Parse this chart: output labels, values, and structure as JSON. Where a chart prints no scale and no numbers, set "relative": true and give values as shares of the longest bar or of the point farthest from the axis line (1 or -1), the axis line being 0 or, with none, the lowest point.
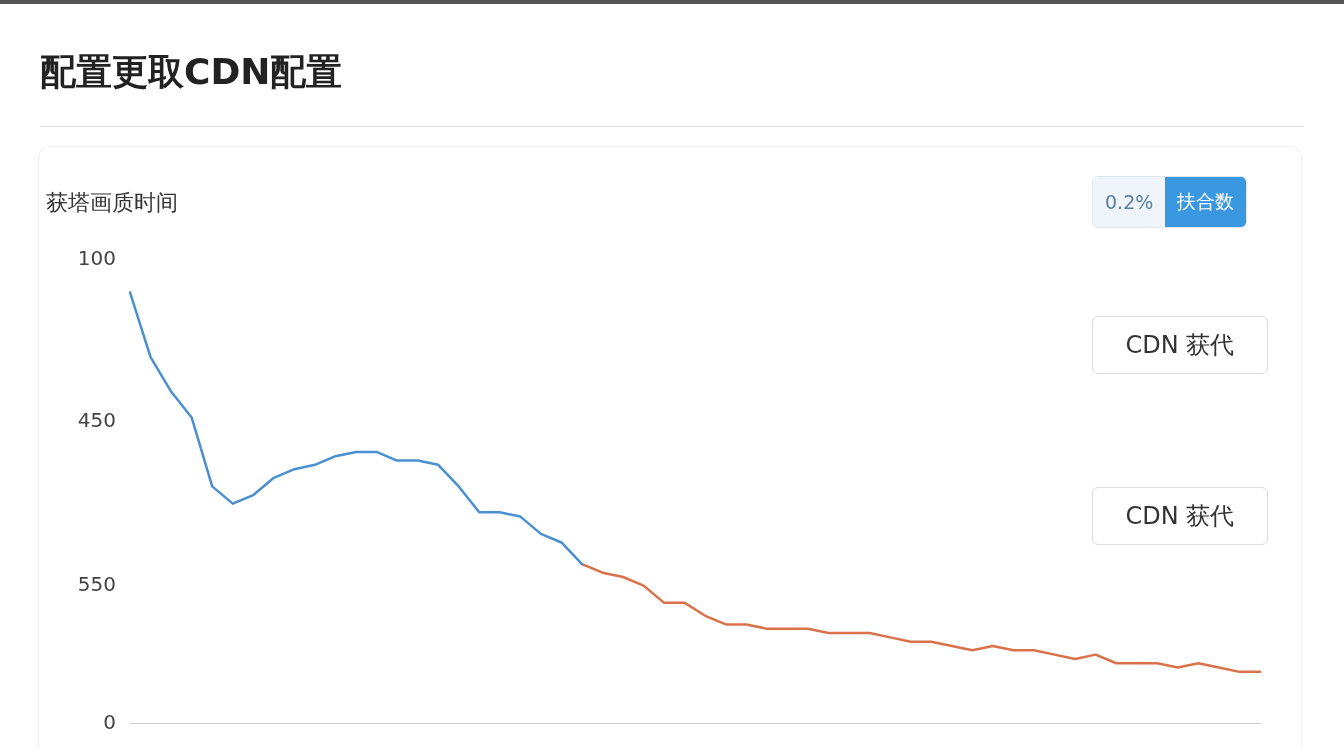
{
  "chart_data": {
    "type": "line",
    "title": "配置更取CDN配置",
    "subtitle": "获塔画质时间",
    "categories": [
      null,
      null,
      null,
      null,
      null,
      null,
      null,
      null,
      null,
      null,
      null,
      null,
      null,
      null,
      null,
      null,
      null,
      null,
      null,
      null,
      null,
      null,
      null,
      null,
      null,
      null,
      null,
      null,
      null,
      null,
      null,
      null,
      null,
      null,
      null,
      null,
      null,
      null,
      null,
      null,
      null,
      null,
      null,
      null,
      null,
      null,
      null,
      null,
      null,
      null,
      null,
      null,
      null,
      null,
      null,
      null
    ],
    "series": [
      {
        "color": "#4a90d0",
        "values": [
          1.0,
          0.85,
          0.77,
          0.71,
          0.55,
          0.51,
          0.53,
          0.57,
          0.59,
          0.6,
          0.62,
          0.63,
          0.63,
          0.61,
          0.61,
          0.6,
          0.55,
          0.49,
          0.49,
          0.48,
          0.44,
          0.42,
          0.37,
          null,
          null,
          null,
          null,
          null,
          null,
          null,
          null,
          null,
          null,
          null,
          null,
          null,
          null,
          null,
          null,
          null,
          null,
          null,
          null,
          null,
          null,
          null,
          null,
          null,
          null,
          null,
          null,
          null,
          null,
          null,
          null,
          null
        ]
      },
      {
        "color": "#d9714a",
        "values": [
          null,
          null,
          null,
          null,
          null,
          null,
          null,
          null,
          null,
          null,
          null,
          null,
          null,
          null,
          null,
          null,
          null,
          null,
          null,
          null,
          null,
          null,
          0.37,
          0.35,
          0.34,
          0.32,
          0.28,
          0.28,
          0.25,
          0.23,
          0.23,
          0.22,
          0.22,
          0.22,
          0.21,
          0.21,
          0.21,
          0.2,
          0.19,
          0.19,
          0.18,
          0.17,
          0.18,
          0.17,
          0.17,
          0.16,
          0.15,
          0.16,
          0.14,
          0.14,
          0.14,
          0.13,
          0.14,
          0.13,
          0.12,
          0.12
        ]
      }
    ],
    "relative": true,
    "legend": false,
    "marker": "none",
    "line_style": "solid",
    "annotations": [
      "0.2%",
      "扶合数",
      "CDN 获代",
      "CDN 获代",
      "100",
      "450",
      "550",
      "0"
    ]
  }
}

━━━━━━━━━━

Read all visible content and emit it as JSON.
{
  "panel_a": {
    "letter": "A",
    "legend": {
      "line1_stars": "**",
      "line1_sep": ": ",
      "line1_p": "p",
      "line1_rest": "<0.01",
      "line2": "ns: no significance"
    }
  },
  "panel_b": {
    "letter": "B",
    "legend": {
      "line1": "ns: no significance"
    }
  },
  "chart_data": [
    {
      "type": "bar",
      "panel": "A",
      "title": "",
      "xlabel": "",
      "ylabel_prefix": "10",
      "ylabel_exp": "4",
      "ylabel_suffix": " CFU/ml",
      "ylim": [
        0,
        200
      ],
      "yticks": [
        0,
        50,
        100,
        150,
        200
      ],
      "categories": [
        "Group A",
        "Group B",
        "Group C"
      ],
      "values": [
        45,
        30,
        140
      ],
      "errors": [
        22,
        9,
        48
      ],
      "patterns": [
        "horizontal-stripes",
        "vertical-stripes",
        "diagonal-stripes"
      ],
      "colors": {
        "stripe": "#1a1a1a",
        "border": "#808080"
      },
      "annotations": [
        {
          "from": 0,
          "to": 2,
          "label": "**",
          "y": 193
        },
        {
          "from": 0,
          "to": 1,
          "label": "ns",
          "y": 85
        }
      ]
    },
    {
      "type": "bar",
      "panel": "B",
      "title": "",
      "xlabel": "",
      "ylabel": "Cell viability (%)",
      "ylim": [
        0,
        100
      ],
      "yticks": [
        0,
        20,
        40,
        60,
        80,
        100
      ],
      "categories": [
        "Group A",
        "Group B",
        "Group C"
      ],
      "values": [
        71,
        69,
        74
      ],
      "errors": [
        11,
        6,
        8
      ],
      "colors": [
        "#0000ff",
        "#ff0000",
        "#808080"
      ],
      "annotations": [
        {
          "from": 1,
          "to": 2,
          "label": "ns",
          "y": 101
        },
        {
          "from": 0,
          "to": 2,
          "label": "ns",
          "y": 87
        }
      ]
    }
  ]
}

━━━━━━━━━━

SET TASK:
Where a line contains "true", copy that line.

TASK RESULT:
Parse this chart: output labels, values, and structure as JSON. Where a chart prints no scale and no numbers, set "relative": true and give values as shares of the longest bar or of the point farthest from the axis line (1 or -1), the axis line being 0 or, with none, the lowest point.
    "relative": true,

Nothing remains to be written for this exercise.